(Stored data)
● ● ● ● ● ● ●

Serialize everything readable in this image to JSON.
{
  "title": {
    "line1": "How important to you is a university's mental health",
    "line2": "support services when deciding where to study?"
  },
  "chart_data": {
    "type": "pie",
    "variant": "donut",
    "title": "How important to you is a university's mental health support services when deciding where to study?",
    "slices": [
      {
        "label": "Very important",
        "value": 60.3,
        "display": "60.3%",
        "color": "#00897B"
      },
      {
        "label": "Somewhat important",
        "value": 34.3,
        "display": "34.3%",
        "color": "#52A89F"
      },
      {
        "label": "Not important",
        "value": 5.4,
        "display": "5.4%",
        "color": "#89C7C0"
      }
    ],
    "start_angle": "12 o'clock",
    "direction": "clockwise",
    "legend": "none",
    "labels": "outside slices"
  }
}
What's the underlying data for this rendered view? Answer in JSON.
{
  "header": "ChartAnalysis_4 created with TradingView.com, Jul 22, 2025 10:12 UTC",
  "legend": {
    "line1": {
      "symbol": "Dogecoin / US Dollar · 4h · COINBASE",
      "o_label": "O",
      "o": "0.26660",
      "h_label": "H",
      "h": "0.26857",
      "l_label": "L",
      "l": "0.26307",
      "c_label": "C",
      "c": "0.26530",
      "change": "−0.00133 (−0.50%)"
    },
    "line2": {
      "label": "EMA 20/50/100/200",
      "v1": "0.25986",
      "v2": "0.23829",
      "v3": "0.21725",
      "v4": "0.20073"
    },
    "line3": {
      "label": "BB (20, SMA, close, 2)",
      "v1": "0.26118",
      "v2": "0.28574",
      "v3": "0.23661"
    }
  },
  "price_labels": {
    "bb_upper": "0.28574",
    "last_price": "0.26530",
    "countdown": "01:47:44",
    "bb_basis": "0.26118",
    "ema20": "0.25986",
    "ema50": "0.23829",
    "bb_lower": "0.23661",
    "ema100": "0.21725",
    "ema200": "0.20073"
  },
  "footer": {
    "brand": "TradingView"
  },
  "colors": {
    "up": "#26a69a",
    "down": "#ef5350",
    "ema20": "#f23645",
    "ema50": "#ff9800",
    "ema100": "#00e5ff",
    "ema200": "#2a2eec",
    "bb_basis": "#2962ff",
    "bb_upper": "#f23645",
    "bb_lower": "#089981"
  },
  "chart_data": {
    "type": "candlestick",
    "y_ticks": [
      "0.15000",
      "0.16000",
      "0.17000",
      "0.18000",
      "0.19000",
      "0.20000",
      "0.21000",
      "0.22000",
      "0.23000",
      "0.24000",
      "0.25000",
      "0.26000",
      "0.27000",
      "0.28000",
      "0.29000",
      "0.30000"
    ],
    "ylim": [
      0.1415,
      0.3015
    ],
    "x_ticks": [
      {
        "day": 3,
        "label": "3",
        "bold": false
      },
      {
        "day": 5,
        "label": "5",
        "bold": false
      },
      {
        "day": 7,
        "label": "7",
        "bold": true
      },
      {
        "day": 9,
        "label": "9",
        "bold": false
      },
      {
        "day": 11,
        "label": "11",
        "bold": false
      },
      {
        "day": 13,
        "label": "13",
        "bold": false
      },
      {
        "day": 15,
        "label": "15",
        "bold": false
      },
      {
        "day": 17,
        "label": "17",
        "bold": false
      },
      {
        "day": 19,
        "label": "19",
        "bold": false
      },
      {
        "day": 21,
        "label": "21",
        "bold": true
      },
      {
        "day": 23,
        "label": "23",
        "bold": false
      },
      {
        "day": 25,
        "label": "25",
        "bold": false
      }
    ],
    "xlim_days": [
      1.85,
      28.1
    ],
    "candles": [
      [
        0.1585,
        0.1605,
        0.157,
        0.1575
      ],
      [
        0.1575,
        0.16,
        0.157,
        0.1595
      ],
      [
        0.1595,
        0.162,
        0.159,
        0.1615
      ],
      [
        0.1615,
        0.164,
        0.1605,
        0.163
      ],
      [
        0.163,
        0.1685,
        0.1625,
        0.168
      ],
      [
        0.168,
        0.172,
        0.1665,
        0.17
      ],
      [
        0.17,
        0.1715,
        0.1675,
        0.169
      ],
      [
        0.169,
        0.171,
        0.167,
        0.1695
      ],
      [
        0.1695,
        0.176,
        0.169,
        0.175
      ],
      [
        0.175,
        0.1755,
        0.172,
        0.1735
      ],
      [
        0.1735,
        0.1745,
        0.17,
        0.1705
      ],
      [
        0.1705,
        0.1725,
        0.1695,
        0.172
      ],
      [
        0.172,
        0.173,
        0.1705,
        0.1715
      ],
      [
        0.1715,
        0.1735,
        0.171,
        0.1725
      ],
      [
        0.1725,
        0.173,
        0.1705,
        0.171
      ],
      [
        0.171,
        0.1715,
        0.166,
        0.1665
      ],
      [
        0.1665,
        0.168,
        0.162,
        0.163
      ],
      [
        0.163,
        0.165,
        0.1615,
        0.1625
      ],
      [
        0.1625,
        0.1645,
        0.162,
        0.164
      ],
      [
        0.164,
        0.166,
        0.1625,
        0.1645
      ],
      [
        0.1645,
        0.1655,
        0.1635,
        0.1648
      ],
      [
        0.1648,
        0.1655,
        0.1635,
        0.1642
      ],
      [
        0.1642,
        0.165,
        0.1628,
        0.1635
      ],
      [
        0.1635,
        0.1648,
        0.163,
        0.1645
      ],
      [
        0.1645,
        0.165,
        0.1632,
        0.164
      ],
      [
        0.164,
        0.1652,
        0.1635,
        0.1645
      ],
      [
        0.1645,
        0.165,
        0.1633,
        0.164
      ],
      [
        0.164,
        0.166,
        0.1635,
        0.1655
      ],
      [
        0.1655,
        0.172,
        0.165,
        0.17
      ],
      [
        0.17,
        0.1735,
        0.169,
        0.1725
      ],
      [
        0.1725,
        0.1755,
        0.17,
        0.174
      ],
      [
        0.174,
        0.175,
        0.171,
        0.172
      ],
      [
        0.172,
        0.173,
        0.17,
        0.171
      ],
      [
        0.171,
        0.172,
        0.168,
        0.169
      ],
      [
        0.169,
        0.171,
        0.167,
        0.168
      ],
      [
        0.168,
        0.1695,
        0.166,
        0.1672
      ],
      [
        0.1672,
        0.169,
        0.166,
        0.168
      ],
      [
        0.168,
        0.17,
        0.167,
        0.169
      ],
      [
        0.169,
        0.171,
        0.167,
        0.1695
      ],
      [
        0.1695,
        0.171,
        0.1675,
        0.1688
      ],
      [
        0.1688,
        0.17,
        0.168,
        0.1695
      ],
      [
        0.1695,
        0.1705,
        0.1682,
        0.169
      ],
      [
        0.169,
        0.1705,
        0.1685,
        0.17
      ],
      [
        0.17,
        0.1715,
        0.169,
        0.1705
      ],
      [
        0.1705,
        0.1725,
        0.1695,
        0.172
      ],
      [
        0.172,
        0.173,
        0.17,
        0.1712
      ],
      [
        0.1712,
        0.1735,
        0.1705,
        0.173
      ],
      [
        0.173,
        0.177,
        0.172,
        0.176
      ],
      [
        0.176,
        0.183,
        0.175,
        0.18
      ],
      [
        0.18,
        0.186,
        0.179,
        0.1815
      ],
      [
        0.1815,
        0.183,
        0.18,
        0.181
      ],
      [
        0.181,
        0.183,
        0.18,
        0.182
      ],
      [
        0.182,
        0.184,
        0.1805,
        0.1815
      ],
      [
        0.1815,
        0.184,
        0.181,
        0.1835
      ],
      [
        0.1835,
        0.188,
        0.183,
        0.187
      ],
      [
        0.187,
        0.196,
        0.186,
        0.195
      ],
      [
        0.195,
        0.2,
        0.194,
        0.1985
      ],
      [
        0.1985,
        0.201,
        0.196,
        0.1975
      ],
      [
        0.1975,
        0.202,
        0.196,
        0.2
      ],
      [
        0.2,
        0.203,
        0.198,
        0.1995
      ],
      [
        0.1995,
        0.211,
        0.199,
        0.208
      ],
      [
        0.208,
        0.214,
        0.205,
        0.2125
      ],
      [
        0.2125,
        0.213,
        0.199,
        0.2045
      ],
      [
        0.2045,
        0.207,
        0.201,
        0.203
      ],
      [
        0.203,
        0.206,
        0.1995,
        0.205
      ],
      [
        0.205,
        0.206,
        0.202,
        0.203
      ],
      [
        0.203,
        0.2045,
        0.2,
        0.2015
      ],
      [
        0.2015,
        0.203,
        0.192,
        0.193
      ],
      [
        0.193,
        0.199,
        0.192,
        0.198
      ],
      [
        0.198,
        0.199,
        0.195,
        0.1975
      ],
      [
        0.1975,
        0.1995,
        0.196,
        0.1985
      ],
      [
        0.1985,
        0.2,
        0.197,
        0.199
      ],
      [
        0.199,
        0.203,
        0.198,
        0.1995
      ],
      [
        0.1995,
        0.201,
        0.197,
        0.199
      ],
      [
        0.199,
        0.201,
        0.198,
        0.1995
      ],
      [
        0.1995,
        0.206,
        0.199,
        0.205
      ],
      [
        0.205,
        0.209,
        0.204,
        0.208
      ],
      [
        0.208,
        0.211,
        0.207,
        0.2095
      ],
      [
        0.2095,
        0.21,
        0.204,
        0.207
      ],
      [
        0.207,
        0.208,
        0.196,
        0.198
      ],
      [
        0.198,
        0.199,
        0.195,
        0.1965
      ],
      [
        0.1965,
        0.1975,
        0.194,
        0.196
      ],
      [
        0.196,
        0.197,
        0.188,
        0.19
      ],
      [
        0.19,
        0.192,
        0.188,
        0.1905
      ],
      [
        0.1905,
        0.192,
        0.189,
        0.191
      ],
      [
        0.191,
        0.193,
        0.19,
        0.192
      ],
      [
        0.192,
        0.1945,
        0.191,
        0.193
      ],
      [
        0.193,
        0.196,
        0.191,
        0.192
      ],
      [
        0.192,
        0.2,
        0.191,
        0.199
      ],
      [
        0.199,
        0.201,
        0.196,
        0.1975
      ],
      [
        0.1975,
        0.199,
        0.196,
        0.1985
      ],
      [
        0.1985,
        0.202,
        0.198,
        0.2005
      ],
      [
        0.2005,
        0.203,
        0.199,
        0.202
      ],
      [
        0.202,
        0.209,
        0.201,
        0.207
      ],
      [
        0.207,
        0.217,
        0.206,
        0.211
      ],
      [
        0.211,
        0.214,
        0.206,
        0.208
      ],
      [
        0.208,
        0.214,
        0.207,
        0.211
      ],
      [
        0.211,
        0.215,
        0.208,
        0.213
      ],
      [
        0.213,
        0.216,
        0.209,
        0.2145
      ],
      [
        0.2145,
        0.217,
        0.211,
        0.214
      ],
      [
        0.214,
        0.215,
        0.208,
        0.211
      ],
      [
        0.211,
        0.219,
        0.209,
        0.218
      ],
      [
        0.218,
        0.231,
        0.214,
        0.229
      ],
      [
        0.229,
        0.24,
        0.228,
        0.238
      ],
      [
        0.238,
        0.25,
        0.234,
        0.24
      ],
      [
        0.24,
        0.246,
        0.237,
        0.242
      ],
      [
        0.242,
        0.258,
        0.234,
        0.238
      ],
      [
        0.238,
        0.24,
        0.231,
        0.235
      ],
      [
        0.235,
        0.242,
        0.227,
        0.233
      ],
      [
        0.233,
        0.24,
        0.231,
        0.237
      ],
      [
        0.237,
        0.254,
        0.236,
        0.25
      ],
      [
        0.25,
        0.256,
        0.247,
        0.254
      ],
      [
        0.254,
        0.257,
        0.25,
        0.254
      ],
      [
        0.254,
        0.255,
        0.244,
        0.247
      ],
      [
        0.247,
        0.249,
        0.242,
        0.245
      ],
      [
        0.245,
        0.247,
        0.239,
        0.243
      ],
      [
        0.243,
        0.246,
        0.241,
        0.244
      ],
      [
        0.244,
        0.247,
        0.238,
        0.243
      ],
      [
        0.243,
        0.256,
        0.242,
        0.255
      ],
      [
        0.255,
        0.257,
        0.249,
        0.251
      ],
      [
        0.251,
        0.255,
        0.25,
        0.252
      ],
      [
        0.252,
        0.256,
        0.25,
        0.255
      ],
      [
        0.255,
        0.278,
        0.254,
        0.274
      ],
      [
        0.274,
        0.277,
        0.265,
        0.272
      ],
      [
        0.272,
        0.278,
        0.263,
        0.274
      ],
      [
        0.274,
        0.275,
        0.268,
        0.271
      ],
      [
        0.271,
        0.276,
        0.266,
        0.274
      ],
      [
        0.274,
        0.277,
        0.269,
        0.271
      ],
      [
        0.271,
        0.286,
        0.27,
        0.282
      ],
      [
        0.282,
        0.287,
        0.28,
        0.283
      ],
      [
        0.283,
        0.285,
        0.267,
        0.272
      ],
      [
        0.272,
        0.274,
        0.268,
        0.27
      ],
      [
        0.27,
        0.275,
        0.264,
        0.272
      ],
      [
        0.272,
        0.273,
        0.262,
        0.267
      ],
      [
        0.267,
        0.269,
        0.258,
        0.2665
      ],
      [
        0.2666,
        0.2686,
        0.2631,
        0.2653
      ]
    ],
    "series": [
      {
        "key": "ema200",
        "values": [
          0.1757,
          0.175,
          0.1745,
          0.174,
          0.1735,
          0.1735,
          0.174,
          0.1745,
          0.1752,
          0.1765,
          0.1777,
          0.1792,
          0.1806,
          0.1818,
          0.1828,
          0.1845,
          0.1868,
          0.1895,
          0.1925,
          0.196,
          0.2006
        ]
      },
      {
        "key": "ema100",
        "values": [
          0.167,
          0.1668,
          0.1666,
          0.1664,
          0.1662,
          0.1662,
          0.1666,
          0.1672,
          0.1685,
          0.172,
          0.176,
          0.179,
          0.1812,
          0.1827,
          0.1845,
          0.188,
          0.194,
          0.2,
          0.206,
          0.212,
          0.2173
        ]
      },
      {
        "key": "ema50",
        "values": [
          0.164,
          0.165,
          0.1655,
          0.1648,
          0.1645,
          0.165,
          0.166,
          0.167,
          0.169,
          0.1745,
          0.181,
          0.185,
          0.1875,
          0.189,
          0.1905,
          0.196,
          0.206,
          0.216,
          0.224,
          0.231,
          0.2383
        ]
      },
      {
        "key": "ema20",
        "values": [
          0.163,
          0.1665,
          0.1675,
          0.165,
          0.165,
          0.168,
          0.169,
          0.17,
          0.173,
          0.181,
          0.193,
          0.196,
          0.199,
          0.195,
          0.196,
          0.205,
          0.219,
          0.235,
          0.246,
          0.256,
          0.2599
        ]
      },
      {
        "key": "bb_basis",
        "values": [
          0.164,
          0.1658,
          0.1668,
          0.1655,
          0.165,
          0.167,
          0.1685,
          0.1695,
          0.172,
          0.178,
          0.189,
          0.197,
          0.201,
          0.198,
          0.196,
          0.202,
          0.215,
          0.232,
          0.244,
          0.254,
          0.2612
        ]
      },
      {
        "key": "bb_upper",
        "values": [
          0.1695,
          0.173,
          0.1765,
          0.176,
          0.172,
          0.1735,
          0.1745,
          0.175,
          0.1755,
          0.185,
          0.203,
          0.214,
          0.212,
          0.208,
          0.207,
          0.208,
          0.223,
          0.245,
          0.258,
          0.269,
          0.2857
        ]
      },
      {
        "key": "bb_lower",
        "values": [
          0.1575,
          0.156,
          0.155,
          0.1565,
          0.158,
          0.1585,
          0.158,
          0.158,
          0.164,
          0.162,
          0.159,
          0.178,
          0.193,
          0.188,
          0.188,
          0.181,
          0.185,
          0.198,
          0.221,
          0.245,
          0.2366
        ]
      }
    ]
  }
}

● ● ● ● ● ● ●

Stated exercise: State the number of lines in the records that contain the string "deciding", and nothing more.

Result of this task: 2